| WHAT THE TASK REQUIRES |
Type out the records that follow, exactly as given.

| DATA FOR THIS TASK |
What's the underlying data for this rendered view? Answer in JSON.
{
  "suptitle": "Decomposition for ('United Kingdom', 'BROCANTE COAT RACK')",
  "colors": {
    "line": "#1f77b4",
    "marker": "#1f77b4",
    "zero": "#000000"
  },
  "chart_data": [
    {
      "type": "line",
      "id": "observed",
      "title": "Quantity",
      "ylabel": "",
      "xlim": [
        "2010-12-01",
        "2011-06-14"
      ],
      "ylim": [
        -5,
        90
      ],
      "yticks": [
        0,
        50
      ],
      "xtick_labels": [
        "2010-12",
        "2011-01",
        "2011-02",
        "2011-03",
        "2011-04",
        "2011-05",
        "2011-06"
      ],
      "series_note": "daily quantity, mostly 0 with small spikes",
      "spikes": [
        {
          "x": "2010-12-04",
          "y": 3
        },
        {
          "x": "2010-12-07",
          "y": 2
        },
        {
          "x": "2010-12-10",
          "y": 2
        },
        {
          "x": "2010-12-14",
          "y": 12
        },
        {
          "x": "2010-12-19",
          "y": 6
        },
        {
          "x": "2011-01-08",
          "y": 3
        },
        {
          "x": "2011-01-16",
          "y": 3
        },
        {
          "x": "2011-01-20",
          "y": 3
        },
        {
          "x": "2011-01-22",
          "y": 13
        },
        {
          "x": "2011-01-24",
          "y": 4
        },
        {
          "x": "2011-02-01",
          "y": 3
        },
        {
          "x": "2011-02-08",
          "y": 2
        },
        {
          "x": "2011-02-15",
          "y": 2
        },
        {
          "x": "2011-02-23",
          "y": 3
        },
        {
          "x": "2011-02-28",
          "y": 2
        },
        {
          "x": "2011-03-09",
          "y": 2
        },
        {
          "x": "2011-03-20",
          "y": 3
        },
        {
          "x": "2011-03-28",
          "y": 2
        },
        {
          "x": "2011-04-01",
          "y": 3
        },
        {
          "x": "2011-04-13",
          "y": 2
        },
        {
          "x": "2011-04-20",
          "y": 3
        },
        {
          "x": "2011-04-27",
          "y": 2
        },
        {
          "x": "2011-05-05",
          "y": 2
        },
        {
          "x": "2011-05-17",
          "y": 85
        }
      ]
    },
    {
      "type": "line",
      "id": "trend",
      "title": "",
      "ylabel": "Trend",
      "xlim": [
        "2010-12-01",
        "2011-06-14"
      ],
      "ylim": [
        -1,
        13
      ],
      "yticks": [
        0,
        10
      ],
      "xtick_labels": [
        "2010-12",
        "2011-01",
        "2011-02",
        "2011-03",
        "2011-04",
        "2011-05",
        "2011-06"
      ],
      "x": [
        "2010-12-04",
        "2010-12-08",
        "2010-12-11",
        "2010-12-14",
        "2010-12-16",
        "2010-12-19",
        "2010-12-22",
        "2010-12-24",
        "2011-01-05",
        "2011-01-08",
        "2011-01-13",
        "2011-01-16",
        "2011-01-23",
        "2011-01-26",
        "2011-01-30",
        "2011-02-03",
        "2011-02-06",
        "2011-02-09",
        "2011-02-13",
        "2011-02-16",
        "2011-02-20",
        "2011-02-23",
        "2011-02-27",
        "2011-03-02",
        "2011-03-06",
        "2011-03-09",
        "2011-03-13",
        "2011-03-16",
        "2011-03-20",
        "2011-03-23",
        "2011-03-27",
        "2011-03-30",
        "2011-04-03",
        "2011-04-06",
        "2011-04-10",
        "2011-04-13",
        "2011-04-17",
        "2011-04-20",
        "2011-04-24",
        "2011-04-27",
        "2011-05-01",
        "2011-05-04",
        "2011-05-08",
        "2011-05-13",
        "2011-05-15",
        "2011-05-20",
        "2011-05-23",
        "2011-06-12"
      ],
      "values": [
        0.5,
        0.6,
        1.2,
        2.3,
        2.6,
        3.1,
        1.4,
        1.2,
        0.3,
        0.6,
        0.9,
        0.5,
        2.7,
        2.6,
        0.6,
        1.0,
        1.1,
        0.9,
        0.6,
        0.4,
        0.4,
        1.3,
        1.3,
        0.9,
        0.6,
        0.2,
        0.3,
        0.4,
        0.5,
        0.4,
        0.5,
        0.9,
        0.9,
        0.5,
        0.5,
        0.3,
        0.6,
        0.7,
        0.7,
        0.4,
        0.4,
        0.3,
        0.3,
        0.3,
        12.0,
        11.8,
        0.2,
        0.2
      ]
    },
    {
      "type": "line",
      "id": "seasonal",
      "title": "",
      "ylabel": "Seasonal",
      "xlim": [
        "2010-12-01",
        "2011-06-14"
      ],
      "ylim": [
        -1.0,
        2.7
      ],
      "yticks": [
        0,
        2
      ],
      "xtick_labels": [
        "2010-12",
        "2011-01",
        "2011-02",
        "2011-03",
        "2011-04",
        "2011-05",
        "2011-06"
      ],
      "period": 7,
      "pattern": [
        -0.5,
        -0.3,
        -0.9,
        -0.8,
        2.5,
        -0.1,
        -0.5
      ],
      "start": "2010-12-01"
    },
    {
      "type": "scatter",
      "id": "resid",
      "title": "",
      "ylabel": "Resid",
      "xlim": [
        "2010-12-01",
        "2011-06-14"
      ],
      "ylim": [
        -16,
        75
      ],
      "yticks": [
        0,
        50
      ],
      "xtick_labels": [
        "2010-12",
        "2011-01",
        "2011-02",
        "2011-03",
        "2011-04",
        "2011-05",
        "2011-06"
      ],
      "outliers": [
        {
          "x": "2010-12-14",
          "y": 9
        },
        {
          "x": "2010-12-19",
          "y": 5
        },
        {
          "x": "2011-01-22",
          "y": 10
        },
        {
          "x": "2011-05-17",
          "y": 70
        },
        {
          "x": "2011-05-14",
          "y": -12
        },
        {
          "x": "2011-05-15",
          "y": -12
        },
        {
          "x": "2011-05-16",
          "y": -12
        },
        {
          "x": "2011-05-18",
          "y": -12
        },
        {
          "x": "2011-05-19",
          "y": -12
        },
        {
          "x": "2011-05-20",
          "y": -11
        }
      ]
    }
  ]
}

| SOLUTION FOR THIS TASK |
What's the underlying data for this rendered view? Answer in JSON.
{
  "suptitle": "Decomposition for ('United Kingdom', 'BROCANTE COAT RACK')",
  "colors": {
    "line": "#1f77b4",
    "marker": "#1f77b4",
    "zero": "#000000"
  },
  "chart_data": [
    {
      "type": "line",
      "id": "observed",
      "title": "Quantity",
      "ylabel": "",
      "xlim": [
        "2010-12-01",
        "2011-06-14"
      ],
      "ylim": [
        -5,
        90
      ],
      "yticks": [
        0,
        50
      ],
      "xtick_labels": [
        "2010-12",
        "2011-01",
        "2011-02",
        "2011-03",
        "2011-04",
        "2011-05",
        "2011-06"
      ],
      "series_note": "daily quantity, mostly 0 with small spikes",
      "spikes": [
        {
          "x": "2010-12-04",
          "y": 3
        },
        {
          "x": "2010-12-07",
          "y": 2
        },
        {
          "x": "2010-12-10",
          "y": 2
        },
        {
          "x": "2010-12-14",
          "y": 12
        },
        {
          "x": "2010-12-19",
          "y": 6
        },
        {
          "x": "2011-01-08",
          "y": 3
        },
        {
          "x": "2011-01-16",
          "y": 3
        },
        {
          "x": "2011-01-20",
          "y": 3
        },
        {
          "x": "2011-01-22",
          "y": 13
        },
        {
          "x": "2011-01-24",
          "y": 4
        },
        {
          "x": "2011-02-01",
          "y": 3
        },
        {
          "x": "2011-02-08",
          "y": 2
        },
        {
          "x": "2011-02-15",
          "y": 2
        },
        {
          "x": "2011-02-23",
          "y": 3
        },
        {
          "x": "2011-02-28",
          "y": 2
        },
        {
          "x": "2011-03-09",
          "y": 2
        },
        {
          "x": "2011-03-20",
          "y": 3
        },
        {
          "x": "2011-03-28",
          "y": 2
        },
        {
          "x": "2011-04-01",
          "y": 3
        },
        {
          "x": "2011-04-13",
          "y": 2
        },
        {
          "x": "2011-04-20",
          "y": 3
        },
        {
          "x": "2011-04-27",
          "y": 2
        },
        {
          "x": "2011-05-05",
          "y": 2
        },
        {
          "x": "2011-05-17",
          "y": 85
        }
      ]
    },
    {
      "type": "line",
      "id": "trend",
      "title": "",
      "ylabel": "Trend",
      "xlim": [
        "2010-12-01",
        "2011-06-14"
      ],
      "ylim": [
        -1,
        13
      ],
      "yticks": [
        0,
        10
      ],
      "xtick_labels": [
        "2010-12",
        "2011-01",
        "2011-02",
        "2011-03",
        "2011-04",
        "2011-05",
        "2011-06"
      ],
      "x": [
        "2010-12-04",
        "2010-12-08",
        "2010-12-11",
        "2010-12-14",
        "2010-12-16",
        "2010-12-19",
        "2010-12-22",
        "2010-12-24",
        "2011-01-05",
        "2011-01-08",
        "2011-01-13",
        "2011-01-16",
        "2011-01-23",
        "2011-01-26",
        "2011-01-30",
        "2011-02-03",
        "2011-02-06",
        "2011-02-09",
        "2011-02-13",
        "2011-02-16",
        "2011-02-20",
        "2011-02-23",
        "2011-02-27",
        "2011-03-02",
        "2011-03-06",
        "2011-03-09",
        "2011-03-13",
        "2011-03-16",
        "2011-03-20",
        "2011-03-23",
        "2011-03-27",
        "2011-03-30",
        "2011-04-03",
        "2011-04-06",
        "2011-04-10",
        "2011-04-13",
        "2011-04-17",
        "2011-04-20",
        "2011-04-24",
        "2011-04-27",
        "2011-05-01",
        "2011-05-04",
        "2011-05-08",
        "2011-05-13",
        "2011-05-15",
        "2011-05-20",
        "2011-05-23",
        "2011-06-12"
      ],
      "values": [
        0.5,
        0.6,
        1.2,
        2.3,
        2.6,
        3.1,
        1.4,
        1.2,
        0.3,
        0.6,
        0.9,
        0.5,
        2.7,
        2.6,
        0.6,
        1.0,
        1.1,
        0.9,
        0.6,
        0.4,
        0.4,
        1.3,
        1.3,
        0.9,
        0.6,
        0.2,
        0.3,
        0.4,
        0.5,
        0.4,
        0.5,
        0.9,
        0.9,
        0.5,
        0.5,
        0.3,
        0.6,
        0.7,
        0.7,
        0.4,
        0.4,
        0.3,
        0.3,
        0.3,
        12.0,
        11.8,
        0.2,
        0.2
      ]
    },
    {
      "type": "line",
      "id": "seasonal",
      "title": "",
      "ylabel": "Seasonal",
      "xlim": [
        "2010-12-01",
        "2011-06-14"
      ],
      "ylim": [
        -1.0,
        2.7
      ],
      "yticks": [
        0,
        2
      ],
      "xtick_labels": [
        "2010-12",
        "2011-01",
        "2011-02",
        "2011-03",
        "2011-04",
        "2011-05",
        "2011-06"
      ],
      "period": 7,
      "pattern": [
        -0.5,
        -0.3,
        -0.9,
        -0.8,
        2.5,
        -0.1,
        -0.5
      ],
      "start": "2010-12-01"
    },
    {
      "type": "scatter",
      "id": "resid",
      "title": "",
      "ylabel": "Resid",
      "xlim": [
        "2010-12-01",
        "2011-06-14"
      ],
      "ylim": [
        -16,
        75
      ],
      "yticks": [
        0,
        50
      ],
      "xtick_labels": [
        "2010-12",
        "2011-01",
        "2011-02",
        "2011-03",
        "2011-04",
        "2011-05",
        "2011-06"
      ],
      "outliers": [
        {
          "x": "2010-12-14",
          "y": 9
        },
        {
          "x": "2010-12-19",
          "y": 5
        },
        {
          "x": "2011-01-22",
          "y": 10
        },
        {
          "x": "2011-05-17",
          "y": 70
        },
        {
          "x": "2011-05-14",
          "y": -12
        },
        {
          "x": "2011-05-15",
          "y": -12
        },
        {
          "x": "2011-05-16",
          "y": -12
        },
        {
          "x": "2011-05-18",
          "y": -12
        },
        {
          "x": "2011-05-19",
          "y": -12
        },
        {
          "x": "2011-05-20",
          "y": -11
        }
      ]
    }
  ]
}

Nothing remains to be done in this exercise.